- [LISTING]
start
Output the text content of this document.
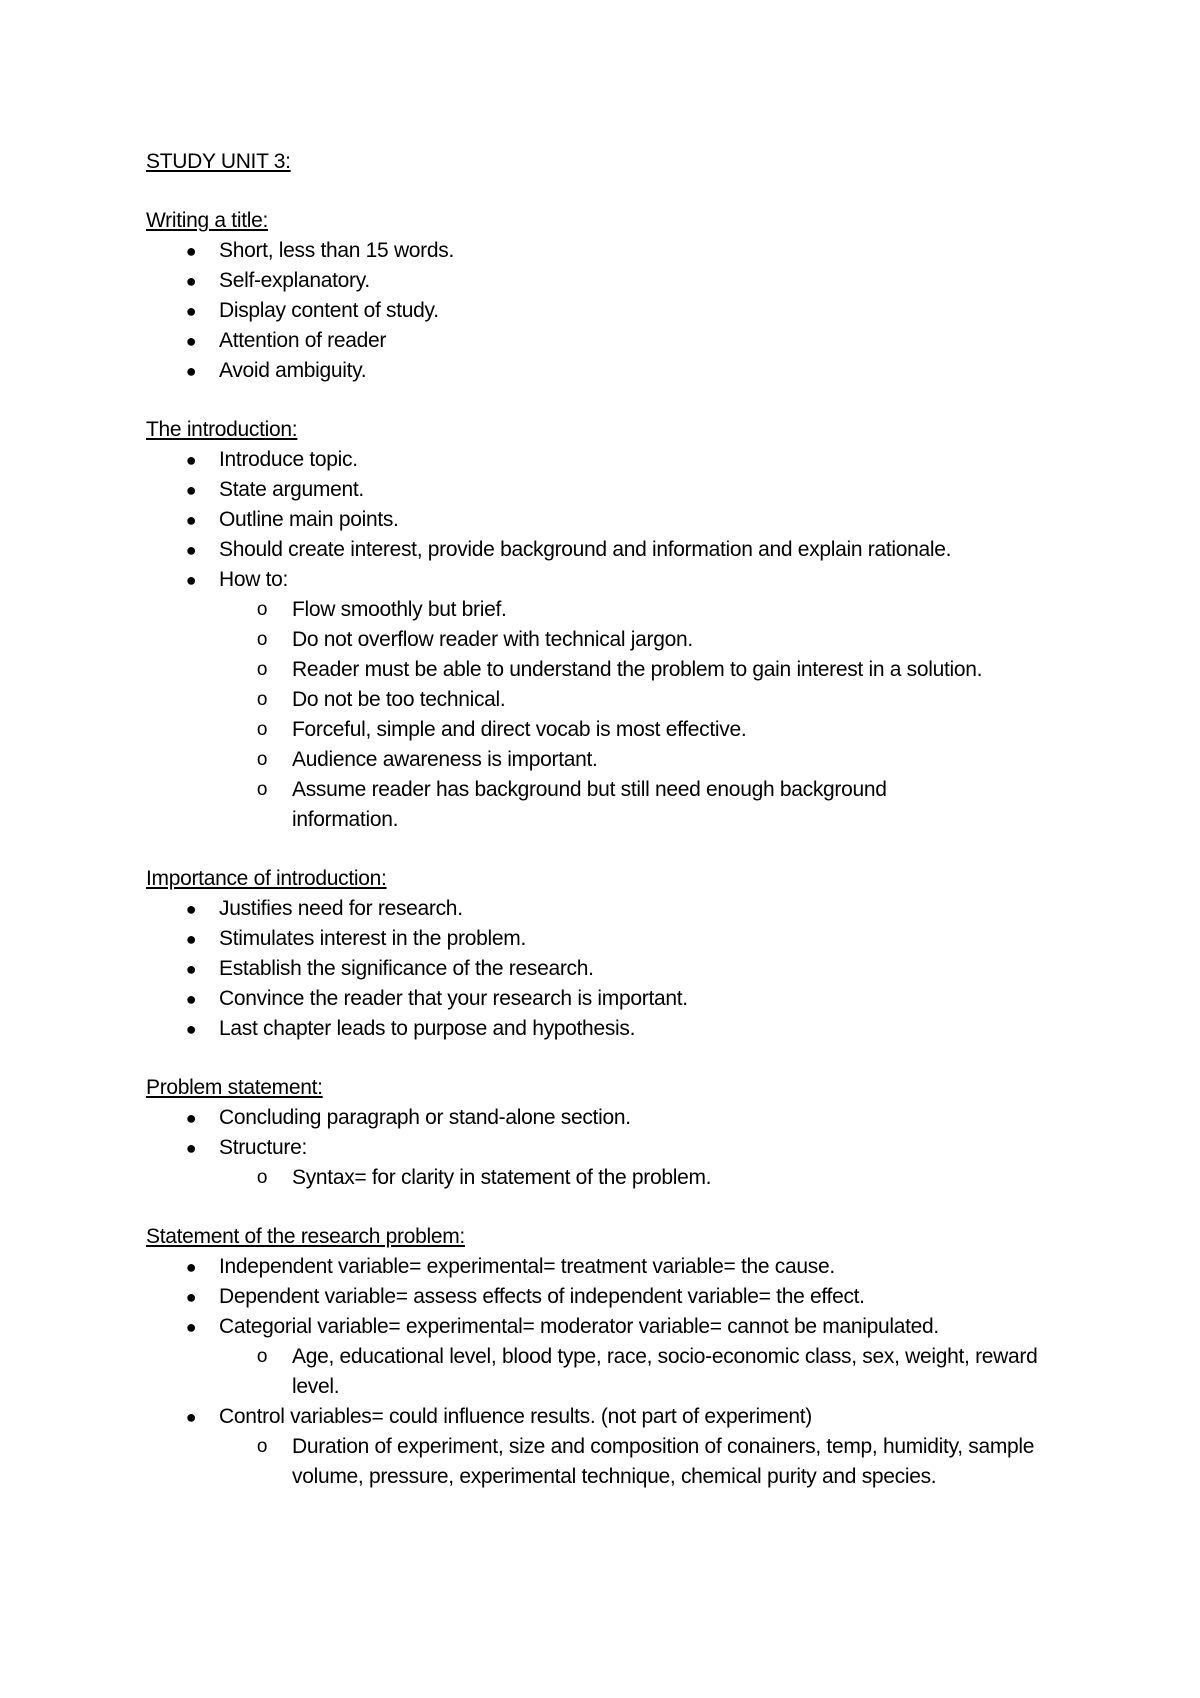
STUDY UNIT 3:
Writing a title:
● Short, less than 15 words.
● Self-explanatory.
● Display content of study.
● Attention of reader
● Avoid ambiguity.
The introduction:
● Introduce topic.
● State argument.
● Outline main points.
● Should create interest, provide background and information and explain rationale.
● How to:
o Flow smoothly but brief.
o Do not overflow reader with technical jargon.
o Reader must be able to understand the problem to gain interest in a solution.
o Do not be too technical.
o Forceful, simple and direct vocab is most effective.
o Audience awareness is important.
o Assume reader has background but still need enough background information.
Importance of introduction:
● Justifies need for research.
● Stimulates interest in the problem.
● Establish the significance of the research.
● Convince the reader that your research is important.
● Last chapter leads to purpose and hypothesis.
Problem statement:
● Concluding paragraph or stand-alone section.
● Structure:
o Syntax= for clarity in statement of the problem.
Statement of the research problem:
● Independent variable= experimental= treatment variable= the cause.
● Dependent variable= assess effects of independent variable= the effect.
● Categorial variable= experimental= moderator variable= cannot be manipulated.
o Age, educational level, blood type, race, socio-economic class, sex, weight, reward level.
● Control variables= could influence results. (not part of experiment)
o Duration of experiment, size and composition of conainers, temp, humidity, sample volume, pressure, experimental technique, chemical purity and species.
end
- [INSTRUCTION]
Find and count the lines of the data that include the string "interest", and report that figure by itself.

- [WRITTEN SOLUTION]
3